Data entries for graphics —
....
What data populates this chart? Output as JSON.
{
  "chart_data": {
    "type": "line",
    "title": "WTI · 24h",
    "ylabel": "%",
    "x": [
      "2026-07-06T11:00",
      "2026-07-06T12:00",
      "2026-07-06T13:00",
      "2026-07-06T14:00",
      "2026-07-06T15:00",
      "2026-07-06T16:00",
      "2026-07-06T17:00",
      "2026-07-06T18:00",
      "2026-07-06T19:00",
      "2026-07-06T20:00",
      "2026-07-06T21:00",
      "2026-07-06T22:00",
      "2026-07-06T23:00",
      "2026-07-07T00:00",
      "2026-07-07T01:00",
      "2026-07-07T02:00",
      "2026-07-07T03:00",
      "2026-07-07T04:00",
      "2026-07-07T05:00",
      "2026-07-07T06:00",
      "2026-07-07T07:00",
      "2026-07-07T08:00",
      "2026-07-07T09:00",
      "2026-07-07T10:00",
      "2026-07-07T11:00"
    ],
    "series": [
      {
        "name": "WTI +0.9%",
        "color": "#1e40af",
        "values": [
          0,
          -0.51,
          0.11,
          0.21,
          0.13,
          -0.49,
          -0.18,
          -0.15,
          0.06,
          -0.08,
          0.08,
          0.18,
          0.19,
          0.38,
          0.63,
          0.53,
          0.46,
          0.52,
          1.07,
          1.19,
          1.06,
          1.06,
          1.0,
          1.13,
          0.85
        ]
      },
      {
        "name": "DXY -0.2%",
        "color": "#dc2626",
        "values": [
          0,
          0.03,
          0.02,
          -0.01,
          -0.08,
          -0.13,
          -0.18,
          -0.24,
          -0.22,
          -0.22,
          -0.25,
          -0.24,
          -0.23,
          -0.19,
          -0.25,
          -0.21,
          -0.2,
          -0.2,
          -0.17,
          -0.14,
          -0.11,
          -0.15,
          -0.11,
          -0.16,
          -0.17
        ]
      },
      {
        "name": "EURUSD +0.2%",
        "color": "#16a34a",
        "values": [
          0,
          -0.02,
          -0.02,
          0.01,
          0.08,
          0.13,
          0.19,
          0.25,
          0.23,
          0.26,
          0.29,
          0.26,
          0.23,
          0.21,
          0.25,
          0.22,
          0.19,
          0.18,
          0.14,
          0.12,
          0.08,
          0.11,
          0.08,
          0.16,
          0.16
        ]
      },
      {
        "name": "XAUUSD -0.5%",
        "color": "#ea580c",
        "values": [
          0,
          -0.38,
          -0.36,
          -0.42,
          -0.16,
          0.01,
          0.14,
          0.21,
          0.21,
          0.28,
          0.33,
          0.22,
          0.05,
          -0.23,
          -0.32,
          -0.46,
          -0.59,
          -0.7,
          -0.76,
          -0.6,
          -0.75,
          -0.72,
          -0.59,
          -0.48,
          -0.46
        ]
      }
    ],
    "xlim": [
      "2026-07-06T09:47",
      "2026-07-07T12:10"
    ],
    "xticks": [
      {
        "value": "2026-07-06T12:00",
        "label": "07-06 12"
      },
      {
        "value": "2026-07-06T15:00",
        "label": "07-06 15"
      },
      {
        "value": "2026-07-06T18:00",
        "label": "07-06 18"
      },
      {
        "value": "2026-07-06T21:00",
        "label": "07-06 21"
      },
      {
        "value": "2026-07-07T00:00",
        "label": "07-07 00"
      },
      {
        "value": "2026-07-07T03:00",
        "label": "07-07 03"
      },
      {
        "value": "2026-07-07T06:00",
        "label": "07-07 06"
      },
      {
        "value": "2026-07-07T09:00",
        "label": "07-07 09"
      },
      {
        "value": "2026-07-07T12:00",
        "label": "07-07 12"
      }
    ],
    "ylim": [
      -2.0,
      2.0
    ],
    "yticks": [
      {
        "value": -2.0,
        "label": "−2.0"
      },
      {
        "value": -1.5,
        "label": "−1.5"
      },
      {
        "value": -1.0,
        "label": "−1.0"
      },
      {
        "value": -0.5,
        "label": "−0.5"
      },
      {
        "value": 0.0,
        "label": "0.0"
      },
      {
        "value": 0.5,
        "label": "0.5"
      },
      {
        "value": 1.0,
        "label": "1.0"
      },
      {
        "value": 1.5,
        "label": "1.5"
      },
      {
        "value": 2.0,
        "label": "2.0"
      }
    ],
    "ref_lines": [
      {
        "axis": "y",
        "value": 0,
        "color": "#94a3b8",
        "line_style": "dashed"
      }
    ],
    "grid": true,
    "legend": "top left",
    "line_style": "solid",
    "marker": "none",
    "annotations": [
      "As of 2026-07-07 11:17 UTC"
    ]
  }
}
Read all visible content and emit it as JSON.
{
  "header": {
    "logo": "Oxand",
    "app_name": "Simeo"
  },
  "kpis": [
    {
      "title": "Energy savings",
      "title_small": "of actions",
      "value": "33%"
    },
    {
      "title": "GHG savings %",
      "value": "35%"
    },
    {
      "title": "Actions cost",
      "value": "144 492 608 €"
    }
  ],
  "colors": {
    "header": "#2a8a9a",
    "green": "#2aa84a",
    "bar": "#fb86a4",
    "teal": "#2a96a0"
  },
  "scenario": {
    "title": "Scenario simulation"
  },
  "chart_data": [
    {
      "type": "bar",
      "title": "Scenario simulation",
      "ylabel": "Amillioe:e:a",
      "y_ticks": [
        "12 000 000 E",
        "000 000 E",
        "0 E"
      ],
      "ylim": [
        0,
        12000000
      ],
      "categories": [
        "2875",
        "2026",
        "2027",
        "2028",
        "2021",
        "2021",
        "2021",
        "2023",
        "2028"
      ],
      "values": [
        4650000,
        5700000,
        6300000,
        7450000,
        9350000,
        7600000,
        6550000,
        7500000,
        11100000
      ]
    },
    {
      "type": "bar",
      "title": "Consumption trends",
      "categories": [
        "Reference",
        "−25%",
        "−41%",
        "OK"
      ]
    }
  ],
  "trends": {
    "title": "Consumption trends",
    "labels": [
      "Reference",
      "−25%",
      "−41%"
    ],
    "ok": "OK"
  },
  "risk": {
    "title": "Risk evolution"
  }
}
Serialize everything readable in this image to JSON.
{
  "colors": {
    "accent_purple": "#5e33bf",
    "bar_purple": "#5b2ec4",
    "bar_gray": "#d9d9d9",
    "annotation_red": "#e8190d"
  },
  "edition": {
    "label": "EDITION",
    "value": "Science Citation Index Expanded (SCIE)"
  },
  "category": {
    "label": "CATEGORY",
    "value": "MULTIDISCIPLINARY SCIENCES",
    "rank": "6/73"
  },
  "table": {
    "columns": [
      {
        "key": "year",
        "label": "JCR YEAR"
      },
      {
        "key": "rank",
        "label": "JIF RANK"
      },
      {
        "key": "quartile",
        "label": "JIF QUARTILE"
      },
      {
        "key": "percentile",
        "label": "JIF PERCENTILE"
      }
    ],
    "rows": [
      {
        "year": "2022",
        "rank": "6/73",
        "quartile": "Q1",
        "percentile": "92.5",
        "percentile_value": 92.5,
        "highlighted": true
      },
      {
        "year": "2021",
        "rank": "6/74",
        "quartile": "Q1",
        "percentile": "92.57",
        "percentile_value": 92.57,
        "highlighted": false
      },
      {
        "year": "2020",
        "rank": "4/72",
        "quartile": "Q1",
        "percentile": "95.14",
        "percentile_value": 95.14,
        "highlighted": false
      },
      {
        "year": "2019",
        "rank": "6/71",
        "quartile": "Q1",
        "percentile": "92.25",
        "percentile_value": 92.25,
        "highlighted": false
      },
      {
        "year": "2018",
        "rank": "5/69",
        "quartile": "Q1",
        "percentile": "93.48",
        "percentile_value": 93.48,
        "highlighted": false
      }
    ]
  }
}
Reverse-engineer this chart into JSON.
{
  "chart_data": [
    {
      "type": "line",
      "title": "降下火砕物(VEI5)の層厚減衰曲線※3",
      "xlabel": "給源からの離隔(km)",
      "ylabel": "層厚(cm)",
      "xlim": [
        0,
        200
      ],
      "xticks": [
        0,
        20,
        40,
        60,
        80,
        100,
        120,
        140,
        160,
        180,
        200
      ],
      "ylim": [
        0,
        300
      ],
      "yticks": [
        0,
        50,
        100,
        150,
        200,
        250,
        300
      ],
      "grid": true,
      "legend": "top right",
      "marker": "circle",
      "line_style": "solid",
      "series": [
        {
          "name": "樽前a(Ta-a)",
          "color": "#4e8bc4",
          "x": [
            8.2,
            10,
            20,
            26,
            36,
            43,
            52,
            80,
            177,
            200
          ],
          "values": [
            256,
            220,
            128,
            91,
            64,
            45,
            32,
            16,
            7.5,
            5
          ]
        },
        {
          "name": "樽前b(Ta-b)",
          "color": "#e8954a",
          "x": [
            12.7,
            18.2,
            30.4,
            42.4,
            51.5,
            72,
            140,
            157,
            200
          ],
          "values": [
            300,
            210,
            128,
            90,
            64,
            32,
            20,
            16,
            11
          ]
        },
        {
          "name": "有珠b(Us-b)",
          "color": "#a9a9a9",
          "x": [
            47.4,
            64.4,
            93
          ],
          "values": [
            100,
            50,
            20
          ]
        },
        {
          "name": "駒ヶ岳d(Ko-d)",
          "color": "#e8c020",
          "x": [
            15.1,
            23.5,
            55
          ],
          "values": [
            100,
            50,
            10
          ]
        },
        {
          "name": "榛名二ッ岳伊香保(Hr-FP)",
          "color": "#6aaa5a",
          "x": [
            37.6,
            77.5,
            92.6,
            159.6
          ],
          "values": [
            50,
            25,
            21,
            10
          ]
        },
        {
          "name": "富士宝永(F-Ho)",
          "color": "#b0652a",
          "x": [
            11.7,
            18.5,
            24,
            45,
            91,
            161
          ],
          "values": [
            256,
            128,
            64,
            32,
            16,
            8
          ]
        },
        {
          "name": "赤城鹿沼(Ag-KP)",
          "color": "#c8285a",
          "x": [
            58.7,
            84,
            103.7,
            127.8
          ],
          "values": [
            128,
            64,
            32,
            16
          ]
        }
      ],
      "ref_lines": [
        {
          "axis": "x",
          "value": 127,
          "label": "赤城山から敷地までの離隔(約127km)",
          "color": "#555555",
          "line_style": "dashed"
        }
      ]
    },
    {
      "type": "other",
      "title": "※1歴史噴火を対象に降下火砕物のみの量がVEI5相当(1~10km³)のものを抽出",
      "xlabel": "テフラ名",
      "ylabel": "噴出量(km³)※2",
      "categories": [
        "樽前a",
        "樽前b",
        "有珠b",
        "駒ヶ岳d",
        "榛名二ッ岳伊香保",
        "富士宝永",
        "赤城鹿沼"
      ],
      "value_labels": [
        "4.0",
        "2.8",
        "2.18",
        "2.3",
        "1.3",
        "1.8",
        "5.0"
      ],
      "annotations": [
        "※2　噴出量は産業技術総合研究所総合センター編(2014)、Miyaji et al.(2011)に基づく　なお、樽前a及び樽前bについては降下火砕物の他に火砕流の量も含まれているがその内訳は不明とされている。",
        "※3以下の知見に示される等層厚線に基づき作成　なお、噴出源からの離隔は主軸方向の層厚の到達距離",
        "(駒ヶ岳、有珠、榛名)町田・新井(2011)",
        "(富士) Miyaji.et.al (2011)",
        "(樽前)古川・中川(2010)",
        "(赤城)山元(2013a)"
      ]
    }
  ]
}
....
What is asked —
Check each line of the records for the word "simulation", and show the lines that contain it.

Written solution —
    "title": "Scenario simulation"
      "title": "Scenario simulation",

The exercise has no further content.